__Your task__
Extract the complete data exactly as given.
>> begin
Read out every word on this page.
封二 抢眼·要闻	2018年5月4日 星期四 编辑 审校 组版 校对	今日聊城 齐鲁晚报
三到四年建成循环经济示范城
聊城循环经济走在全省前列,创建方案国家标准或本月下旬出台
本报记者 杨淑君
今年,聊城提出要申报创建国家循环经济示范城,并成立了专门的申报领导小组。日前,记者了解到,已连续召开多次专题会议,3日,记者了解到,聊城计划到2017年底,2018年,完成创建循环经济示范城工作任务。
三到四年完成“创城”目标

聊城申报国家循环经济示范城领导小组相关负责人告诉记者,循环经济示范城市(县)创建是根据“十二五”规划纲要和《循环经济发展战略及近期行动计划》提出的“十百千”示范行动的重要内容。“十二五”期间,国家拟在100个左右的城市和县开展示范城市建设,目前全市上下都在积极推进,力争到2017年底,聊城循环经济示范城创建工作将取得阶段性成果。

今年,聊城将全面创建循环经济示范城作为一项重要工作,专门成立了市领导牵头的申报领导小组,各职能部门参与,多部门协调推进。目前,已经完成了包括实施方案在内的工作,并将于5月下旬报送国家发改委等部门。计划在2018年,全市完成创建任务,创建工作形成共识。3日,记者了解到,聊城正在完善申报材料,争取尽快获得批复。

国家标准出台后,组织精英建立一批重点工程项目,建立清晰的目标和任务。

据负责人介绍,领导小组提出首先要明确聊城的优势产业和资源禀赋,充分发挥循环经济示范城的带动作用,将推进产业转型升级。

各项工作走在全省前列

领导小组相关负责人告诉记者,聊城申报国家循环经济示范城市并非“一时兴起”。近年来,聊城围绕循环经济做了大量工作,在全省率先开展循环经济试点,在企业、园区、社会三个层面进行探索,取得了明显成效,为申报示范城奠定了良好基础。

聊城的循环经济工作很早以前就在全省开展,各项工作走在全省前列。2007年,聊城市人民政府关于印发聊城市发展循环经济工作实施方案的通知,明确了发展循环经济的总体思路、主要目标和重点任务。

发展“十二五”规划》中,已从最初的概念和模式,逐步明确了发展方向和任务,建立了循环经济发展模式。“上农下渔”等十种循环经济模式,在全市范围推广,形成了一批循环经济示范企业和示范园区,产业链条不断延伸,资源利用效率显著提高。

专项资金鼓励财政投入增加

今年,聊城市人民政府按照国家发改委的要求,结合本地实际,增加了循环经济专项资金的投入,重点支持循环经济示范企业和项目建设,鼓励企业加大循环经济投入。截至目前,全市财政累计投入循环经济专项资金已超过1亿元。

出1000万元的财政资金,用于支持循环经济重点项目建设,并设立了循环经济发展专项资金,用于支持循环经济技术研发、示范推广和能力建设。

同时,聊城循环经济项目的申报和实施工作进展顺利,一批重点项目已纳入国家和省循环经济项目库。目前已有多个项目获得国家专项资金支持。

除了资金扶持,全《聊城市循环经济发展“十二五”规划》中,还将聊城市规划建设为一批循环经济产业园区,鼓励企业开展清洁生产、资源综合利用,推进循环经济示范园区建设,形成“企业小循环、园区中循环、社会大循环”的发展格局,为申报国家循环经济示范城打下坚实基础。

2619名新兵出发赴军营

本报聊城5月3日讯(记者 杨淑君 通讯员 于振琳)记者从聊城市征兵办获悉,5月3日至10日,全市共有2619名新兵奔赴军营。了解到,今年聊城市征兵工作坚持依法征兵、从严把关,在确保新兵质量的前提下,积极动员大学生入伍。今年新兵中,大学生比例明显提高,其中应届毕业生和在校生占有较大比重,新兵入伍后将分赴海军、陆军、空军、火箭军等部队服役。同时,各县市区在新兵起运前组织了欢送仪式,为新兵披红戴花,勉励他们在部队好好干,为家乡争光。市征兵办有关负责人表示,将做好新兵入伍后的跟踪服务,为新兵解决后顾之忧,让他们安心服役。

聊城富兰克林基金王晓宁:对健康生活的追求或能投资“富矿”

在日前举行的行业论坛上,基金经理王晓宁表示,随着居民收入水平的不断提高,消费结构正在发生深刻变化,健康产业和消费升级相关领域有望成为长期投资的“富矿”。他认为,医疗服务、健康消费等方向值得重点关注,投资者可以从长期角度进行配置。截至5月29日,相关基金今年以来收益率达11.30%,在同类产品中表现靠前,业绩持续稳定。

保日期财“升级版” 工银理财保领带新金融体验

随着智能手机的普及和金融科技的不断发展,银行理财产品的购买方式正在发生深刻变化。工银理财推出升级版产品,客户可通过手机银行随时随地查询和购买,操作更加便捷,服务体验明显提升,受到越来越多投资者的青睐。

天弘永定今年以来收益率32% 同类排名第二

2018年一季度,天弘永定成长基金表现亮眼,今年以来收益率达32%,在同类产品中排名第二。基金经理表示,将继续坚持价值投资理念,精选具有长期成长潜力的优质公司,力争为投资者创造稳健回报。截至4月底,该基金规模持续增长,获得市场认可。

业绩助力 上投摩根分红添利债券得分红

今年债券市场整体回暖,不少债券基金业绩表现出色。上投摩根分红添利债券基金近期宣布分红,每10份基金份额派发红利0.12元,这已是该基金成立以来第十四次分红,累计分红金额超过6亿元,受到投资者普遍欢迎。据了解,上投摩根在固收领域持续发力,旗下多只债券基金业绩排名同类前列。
>> end
__Answer for this exercise__
Read out every word on this page.
封二 抢眼·要闻	2018年5月4日 星期四 编辑 审校 组版 校对	今日聊城 齐鲁晚报
三到四年建成循环经济示范城
聊城循环经济走在全省前列,创建方案国家标准或本月下旬出台
本报记者 杨淑君
今年,聊城提出要申报创建国家循环经济示范城,并成立了专门的申报领导小组。日前,记者了解到,已连续召开多次专题会议,3日,记者了解到,聊城计划到2017年底,2018年,完成创建循环经济示范城工作任务。
三到四年完成“创城”目标

聊城申报国家循环经济示范城领导小组相关负责人告诉记者,循环经济示范城市(县)创建是根据“十二五”规划纲要和《循环经济发展战略及近期行动计划》提出的“十百千”示范行动的重要内容。“十二五”期间,国家拟在100个左右的城市和县开展示范城市建设,目前全市上下都在积极推进,力争到2017年底,聊城循环经济示范城创建工作将取得阶段性成果。

今年,聊城将全面创建循环经济示范城作为一项重要工作,专门成立了市领导牵头的申报领导小组,各职能部门参与,多部门协调推进。目前,已经完成了包括实施方案在内的工作,并将于5月下旬报送国家发改委等部门。计划在2018年,全市完成创建任务,创建工作形成共识。3日,记者了解到,聊城正在完善申报材料,争取尽快获得批复。

国家标准出台后,组织精英建立一批重点工程项目,建立清晰的目标和任务。

据负责人介绍,领导小组提出首先要明确聊城的优势产业和资源禀赋,充分发挥循环经济示范城的带动作用,将推进产业转型升级。

各项工作走在全省前列

领导小组相关负责人告诉记者,聊城申报国家循环经济示范城市并非“一时兴起”。近年来,聊城围绕循环经济做了大量工作,在全省率先开展循环经济试点,在企业、园区、社会三个层面进行探索,取得了明显成效,为申报示范城奠定了良好基础。

聊城的循环经济工作很早以前就在全省开展,各项工作走在全省前列。2007年,聊城市人民政府关于印发聊城市发展循环经济工作实施方案的通知,明确了发展循环经济的总体思路、主要目标和重点任务。

发展“十二五”规划》中,已从最初的概念和模式,逐步明确了发展方向和任务,建立了循环经济发展模式。“上农下渔”等十种循环经济模式,在全市范围推广,形成了一批循环经济示范企业和示范园区,产业链条不断延伸,资源利用效率显著提高。

专项资金鼓励财政投入增加

今年,聊城市人民政府按照国家发改委的要求,结合本地实际,增加了循环经济专项资金的投入,重点支持循环经济示范企业和项目建设,鼓励企业加大循环经济投入。截至目前,全市财政累计投入循环经济专项资金已超过1亿元。

出1000万元的财政资金,用于支持循环经济重点项目建设,并设立了循环经济发展专项资金,用于支持循环经济技术研发、示范推广和能力建设。

同时,聊城循环经济项目的申报和实施工作进展顺利,一批重点项目已纳入国家和省循环经济项目库。目前已有多个项目获得国家专项资金支持。

除了资金扶持,全《聊城市循环经济发展“十二五”规划》中,还将聊城市规划建设为一批循环经济产业园区,鼓励企业开展清洁生产、资源综合利用,推进循环经济示范园区建设,形成“企业小循环、园区中循环、社会大循环”的发展格局,为申报国家循环经济示范城打下坚实基础。

2619名新兵出发赴军营

本报聊城5月3日讯(记者 杨淑君 通讯员 于振琳)记者从聊城市征兵办获悉,5月3日至10日,全市共有2619名新兵奔赴军营。了解到,今年聊城市征兵工作坚持依法征兵、从严把关,在确保新兵质量的前提下,积极动员大学生入伍。今年新兵中,大学生比例明显提高,其中应届毕业生和在校生占有较大比重,新兵入伍后将分赴海军、陆军、空军、火箭军等部队服役。同时,各县市区在新兵起运前组织了欢送仪式,为新兵披红戴花,勉励他们在部队好好干,为家乡争光。市征兵办有关负责人表示,将做好新兵入伍后的跟踪服务,为新兵解决后顾之忧,让他们安心服役。

聊城富兰克林基金王晓宁:对健康生活的追求或能投资“富矿”

在日前举行的行业论坛上,基金经理王晓宁表示,随着居民收入水平的不断提高,消费结构正在发生深刻变化,健康产业和消费升级相关领域有望成为长期投资的“富矿”。他认为,医疗服务、健康消费等方向值得重点关注,投资者可以从长期角度进行配置。截至5月29日,相关基金今年以来收益率达11.30%,在同类产品中表现靠前,业绩持续稳定。

保日期财“升级版” 工银理财保领带新金融体验

随着智能手机的普及和金融科技的不断发展,银行理财产品的购买方式正在发生深刻变化。工银理财推出升级版产品,客户可通过手机银行随时随地查询和购买,操作更加便捷,服务体验明显提升,受到越来越多投资者的青睐。

天弘永定今年以来收益率32% 同类排名第二

2018年一季度,天弘永定成长基金表现亮眼,今年以来收益率达32%,在同类产品中排名第二。基金经理表示,将继续坚持价值投资理念,精选具有长期成长潜力的优质公司,力争为投资者创造稳健回报。截至4月底,该基金规模持续增长,获得市场认可。

业绩助力 上投摩根分红添利债券得分红

今年债券市场整体回暖,不少债券基金业绩表现出色。上投摩根分红添利债券基金近期宣布分红,每10份基金份额派发红利0.12元,这已是该基金成立以来第十四次分红,累计分红金额超过6亿元,受到投资者普遍欢迎。据了解,上投摩根在固收领域持续发力,旗下多只债券基金业绩排名同类前列。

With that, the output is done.